### [TASK TO CARRY OUT]
Go through the data below. Pull out every line that has the word "Type".

(Stored entries)
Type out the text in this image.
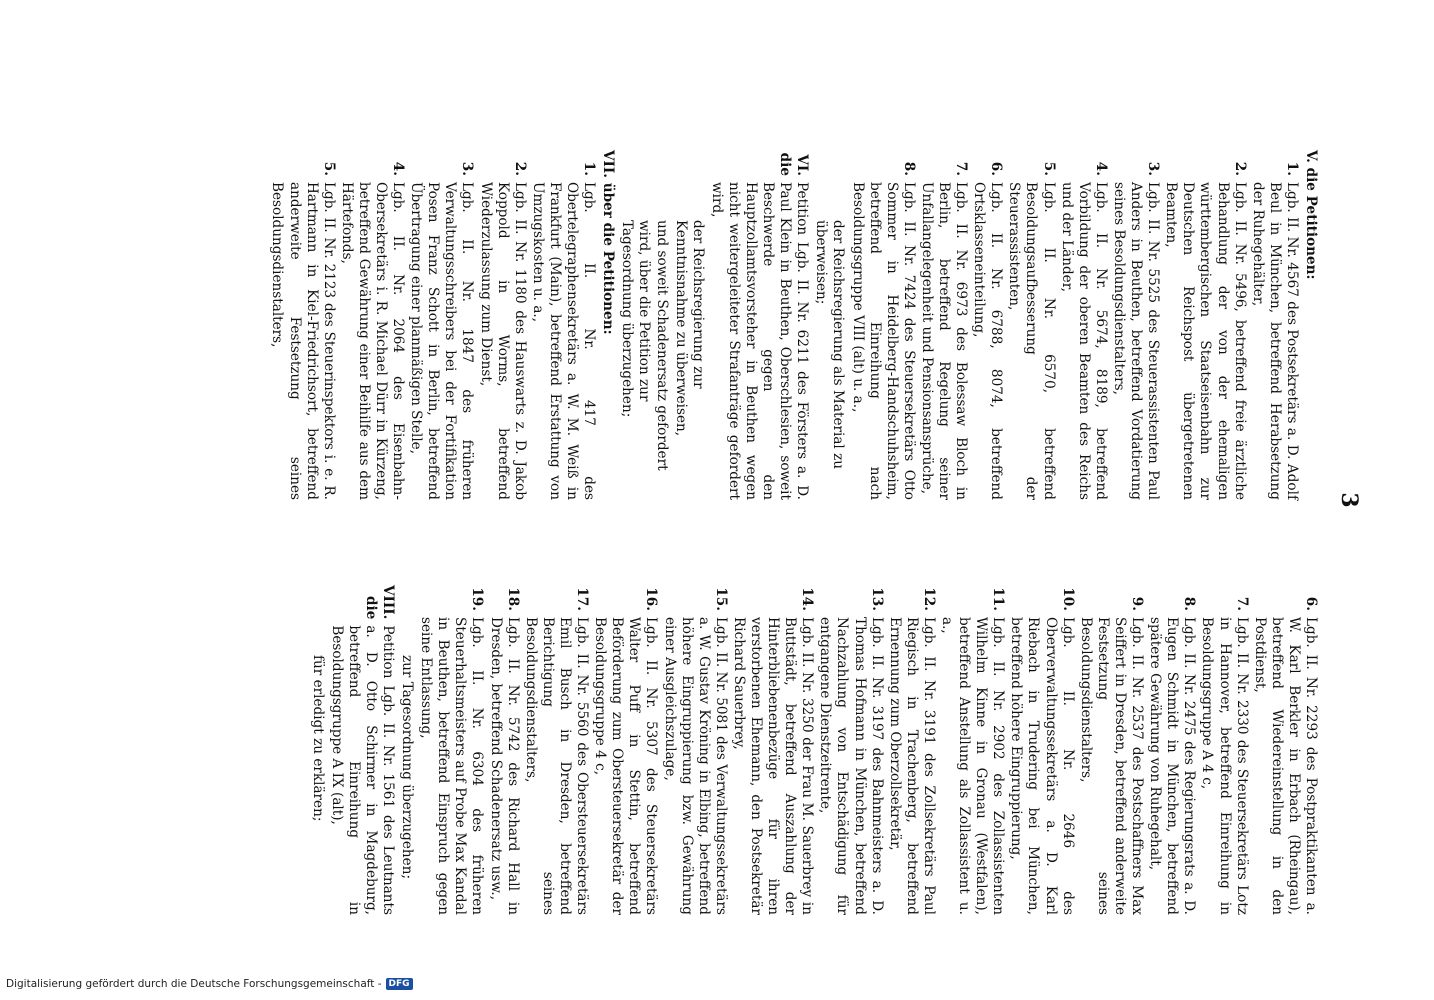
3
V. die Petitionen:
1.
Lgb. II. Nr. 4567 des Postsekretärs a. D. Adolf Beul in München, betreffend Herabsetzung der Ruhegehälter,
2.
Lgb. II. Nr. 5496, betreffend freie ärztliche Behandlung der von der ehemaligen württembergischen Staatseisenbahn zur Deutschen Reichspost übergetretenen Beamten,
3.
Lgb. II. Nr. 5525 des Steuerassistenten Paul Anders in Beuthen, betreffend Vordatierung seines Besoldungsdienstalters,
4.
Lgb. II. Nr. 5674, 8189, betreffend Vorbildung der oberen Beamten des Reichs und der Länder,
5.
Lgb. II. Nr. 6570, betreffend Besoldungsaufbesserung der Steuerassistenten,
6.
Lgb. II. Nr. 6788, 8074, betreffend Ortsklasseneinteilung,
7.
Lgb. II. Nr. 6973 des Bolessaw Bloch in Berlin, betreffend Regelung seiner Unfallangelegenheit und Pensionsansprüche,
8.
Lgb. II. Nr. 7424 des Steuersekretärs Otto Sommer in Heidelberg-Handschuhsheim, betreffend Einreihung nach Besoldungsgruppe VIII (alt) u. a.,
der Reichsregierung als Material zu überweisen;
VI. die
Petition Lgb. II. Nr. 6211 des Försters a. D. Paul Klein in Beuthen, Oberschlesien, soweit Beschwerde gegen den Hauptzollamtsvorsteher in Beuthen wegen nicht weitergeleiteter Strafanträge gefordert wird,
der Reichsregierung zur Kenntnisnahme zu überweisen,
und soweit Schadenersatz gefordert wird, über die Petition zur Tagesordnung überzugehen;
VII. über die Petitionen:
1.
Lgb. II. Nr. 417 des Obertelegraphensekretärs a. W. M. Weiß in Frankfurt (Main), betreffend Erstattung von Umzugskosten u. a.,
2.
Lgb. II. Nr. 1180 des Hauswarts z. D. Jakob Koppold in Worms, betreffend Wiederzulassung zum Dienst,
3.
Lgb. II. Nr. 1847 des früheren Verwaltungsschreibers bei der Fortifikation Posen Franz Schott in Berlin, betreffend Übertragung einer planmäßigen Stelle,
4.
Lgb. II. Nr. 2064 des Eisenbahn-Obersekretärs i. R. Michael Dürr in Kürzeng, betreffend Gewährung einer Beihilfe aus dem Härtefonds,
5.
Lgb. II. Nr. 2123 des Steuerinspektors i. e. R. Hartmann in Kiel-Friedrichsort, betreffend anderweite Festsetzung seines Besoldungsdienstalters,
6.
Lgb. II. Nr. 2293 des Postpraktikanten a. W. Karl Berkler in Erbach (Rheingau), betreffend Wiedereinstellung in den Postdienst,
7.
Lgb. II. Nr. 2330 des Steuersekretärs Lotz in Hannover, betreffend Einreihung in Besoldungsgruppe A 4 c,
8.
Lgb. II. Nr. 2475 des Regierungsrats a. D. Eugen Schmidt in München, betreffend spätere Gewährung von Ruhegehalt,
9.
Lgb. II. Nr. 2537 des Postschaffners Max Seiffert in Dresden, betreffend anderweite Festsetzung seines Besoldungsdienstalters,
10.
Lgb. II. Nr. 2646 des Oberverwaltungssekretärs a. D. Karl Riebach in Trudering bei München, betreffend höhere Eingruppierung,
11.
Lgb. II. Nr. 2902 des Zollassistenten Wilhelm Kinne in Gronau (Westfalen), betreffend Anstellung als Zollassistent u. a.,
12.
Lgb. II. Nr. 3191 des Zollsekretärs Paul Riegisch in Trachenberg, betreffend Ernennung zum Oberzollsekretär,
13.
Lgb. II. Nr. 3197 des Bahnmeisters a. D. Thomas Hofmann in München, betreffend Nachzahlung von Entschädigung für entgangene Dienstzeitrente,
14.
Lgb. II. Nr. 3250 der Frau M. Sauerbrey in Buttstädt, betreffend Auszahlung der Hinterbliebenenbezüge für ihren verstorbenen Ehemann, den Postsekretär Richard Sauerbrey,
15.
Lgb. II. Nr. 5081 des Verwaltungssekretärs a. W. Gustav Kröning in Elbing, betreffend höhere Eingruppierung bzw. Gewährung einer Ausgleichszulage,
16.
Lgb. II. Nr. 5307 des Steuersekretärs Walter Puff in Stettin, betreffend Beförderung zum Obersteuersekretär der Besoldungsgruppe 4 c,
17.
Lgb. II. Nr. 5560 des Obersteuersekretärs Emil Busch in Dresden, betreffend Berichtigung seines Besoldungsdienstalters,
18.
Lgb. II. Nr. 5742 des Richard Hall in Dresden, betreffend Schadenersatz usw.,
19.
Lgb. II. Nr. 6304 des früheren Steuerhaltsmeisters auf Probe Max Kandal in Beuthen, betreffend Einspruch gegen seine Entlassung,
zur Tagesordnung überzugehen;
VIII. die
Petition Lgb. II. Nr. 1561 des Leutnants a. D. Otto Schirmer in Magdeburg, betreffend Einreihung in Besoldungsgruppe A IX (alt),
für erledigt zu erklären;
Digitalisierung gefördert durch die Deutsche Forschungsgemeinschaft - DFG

---

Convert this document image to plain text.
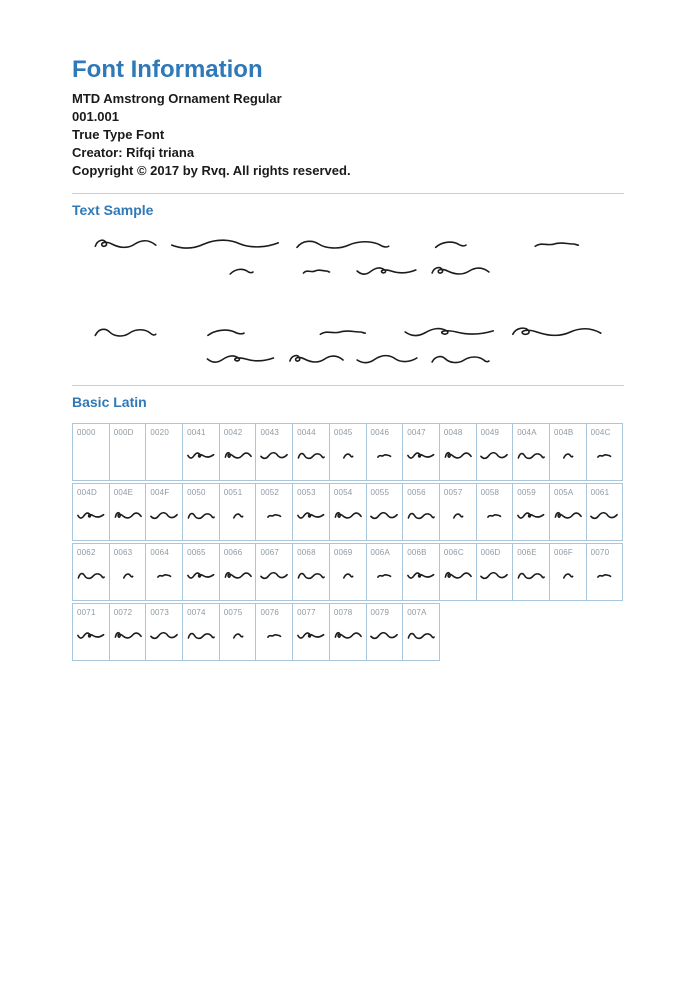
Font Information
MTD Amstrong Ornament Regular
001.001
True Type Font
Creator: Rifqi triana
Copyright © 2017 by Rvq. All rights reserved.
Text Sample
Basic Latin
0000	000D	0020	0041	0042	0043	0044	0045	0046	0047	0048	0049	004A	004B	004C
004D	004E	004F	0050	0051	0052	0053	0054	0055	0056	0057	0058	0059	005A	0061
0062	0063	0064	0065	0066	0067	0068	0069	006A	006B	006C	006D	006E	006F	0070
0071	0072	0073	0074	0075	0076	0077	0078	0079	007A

### [SOLUTION TO THE PROBLEM]
Type out the text in this image.
True Type Font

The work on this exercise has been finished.